> _Exercise description_: Output all of the records exactly as written.

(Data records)
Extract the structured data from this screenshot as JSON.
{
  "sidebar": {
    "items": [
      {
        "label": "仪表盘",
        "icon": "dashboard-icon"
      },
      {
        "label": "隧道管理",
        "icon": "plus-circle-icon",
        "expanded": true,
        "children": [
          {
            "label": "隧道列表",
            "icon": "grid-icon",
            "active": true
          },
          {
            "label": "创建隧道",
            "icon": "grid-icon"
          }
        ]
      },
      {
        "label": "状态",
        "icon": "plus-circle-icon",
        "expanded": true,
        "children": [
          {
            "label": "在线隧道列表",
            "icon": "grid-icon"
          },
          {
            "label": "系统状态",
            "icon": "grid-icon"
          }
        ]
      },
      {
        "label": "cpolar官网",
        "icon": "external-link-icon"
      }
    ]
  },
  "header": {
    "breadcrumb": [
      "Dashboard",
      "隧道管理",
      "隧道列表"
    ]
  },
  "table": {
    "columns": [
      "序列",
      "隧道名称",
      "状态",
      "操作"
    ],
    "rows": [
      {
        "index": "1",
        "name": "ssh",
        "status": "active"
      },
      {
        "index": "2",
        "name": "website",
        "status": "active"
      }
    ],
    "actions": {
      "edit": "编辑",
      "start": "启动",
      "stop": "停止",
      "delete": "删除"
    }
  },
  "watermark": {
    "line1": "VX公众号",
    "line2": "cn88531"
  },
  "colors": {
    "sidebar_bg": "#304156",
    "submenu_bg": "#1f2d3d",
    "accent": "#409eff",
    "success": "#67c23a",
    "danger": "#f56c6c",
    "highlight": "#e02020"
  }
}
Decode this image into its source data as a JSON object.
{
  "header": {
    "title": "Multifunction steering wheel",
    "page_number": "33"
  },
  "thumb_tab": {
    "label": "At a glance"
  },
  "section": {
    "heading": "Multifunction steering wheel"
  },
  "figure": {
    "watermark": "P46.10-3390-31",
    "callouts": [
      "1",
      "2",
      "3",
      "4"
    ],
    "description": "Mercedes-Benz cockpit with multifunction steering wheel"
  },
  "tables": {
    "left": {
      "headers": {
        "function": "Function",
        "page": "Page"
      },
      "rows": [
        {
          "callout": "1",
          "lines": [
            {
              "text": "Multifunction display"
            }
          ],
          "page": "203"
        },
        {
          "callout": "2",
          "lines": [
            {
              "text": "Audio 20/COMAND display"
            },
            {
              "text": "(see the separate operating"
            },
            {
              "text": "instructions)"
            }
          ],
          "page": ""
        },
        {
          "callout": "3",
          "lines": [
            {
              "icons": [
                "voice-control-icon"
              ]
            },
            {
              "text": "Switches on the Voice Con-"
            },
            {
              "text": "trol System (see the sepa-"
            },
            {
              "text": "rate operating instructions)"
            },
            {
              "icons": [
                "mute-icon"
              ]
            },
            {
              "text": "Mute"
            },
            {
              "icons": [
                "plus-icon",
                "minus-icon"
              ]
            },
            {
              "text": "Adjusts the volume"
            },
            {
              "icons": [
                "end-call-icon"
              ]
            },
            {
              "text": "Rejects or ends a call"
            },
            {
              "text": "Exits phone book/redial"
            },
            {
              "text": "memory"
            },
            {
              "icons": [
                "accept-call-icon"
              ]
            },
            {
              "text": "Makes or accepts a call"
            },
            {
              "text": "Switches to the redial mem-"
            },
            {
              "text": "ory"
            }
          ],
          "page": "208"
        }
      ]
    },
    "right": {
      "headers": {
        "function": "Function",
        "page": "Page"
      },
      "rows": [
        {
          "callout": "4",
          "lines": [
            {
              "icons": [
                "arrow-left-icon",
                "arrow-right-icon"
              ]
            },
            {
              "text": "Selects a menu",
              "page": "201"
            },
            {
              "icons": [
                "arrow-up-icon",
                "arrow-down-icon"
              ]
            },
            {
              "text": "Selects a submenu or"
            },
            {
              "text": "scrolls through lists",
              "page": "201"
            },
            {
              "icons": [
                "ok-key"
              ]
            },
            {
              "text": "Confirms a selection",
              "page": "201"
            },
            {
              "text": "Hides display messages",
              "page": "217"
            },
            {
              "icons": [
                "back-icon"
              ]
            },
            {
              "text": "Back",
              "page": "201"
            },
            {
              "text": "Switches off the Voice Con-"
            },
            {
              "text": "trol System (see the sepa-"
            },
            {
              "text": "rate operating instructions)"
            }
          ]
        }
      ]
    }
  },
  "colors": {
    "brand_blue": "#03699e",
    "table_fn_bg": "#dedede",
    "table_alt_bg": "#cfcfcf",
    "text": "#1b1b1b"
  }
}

> _The completed task_:
Extract the structured data from this screenshot as JSON.
{
  "sidebar": {
    "items": [
      {
        "label": "仪表盘",
        "icon": "dashboard-icon"
      },
      {
        "label": "隧道管理",
        "icon": "plus-circle-icon",
        "expanded": true,
        "children": [
          {
            "label": "隧道列表",
            "icon": "grid-icon",
            "active": true
          },
          {
            "label": "创建隧道",
            "icon": "grid-icon"
          }
        ]
      },
      {
        "label": "状态",
        "icon": "plus-circle-icon",
        "expanded": true,
        "children": [
          {
            "label": "在线隧道列表",
            "icon": "grid-icon"
          },
          {
            "label": "系统状态",
            "icon": "grid-icon"
          }
        ]
      },
      {
        "label": "cpolar官网",
        "icon": "external-link-icon"
      }
    ]
  },
  "header": {
    "breadcrumb": [
      "Dashboard",
      "隧道管理",
      "隧道列表"
    ]
  },
  "table": {
    "columns": [
      "序列",
      "隧道名称",
      "状态",
      "操作"
    ],
    "rows": [
      {
        "index": "1",
        "name": "ssh",
        "status": "active"
      },
      {
        "index": "2",
        "name": "website",
        "status": "active"
      }
    ],
    "actions": {
      "edit": "编辑",
      "start": "启动",
      "stop": "停止",
      "delete": "删除"
    }
  },
  "watermark": {
    "line1": "VX公众号",
    "line2": "cn88531"
  },
  "colors": {
    "sidebar_bg": "#304156",
    "submenu_bg": "#1f2d3d",
    "accent": "#409eff",
    "success": "#67c23a",
    "danger": "#f56c6c",
    "highlight": "#e02020"
  }
}
Decode this image into its source data as a JSON object.
{
  "header": {
    "title": "Multifunction steering wheel",
    "page_number": "33"
  },
  "thumb_tab": {
    "label": "At a glance"
  },
  "section": {
    "heading": "Multifunction steering wheel"
  },
  "figure": {
    "watermark": "P46.10-3390-31",
    "callouts": [
      "1",
      "2",
      "3",
      "4"
    ],
    "description": "Mercedes-Benz cockpit with multifunction steering wheel"
  },
  "tables": {
    "left": {
      "headers": {
        "function": "Function",
        "page": "Page"
      },
      "rows": [
        {
          "callout": "1",
          "lines": [
            {
              "text": "Multifunction display"
            }
          ],
          "page": "203"
        },
        {
          "callout": "2",
          "lines": [
            {
              "text": "Audio 20/COMAND display"
            },
            {
              "text": "(see the separate operating"
            },
            {
              "text": "instructions)"
            }
          ],
          "page": ""
        },
        {
          "callout": "3",
          "lines": [
            {
              "icons": [
                "voice-control-icon"
              ]
            },
            {
              "text": "Switches on the Voice Con-"
            },
            {
              "text": "trol System (see the sepa-"
            },
            {
              "text": "rate operating instructions)"
            },
            {
              "icons": [
                "mute-icon"
              ]
            },
            {
              "text": "Mute"
            },
            {
              "icons": [
                "plus-icon",
                "minus-icon"
              ]
            },
            {
              "text": "Adjusts the volume"
            },
            {
              "icons": [
                "end-call-icon"
              ]
            },
            {
              "text": "Rejects or ends a call"
            },
            {
              "text": "Exits phone book/redial"
            },
            {
              "text": "memory"
            },
            {
              "icons": [
                "accept-call-icon"
              ]
            },
            {
              "text": "Makes or accepts a call"
            },
            {
              "text": "Switches to the redial mem-"
            },
            {
              "text": "ory"
            }
          ],
          "page": "208"
        }
      ]
    },
    "right": {
      "headers": {
        "function": "Function",
        "page": "Page"
      },
      "rows": [
        {
          "callout": "4",
          "lines": [
            {
              "icons": [
                "arrow-left-icon",
                "arrow-right-icon"
              ]
            },
            {
              "text": "Selects a menu",
              "page": "201"
            },
            {
              "icons": [
                "arrow-up-icon",
                "arrow-down-icon"
              ]
            },
            {
              "text": "Selects a submenu or"
            },
            {
              "text": "scrolls through lists",
              "page": "201"
            },
            {
              "icons": [
                "ok-key"
              ]
            },
            {
              "text": "Confirms a selection",
              "page": "201"
            },
            {
              "text": "Hides display messages",
              "page": "217"
            },
            {
              "icons": [
                "back-icon"
              ]
            },
            {
              "text": "Back",
              "page": "201"
            },
            {
              "text": "Switches off the Voice Con-"
            },
            {
              "text": "trol System (see the sepa-"
            },
            {
              "text": "rate operating instructions)"
            }
          ]
        }
      ]
    }
  },
  "colors": {
    "brand_blue": "#03699e",
    "table_fn_bg": "#dedede",
    "table_alt_bg": "#cfcfcf",
    "text": "#1b1b1b"
  }
}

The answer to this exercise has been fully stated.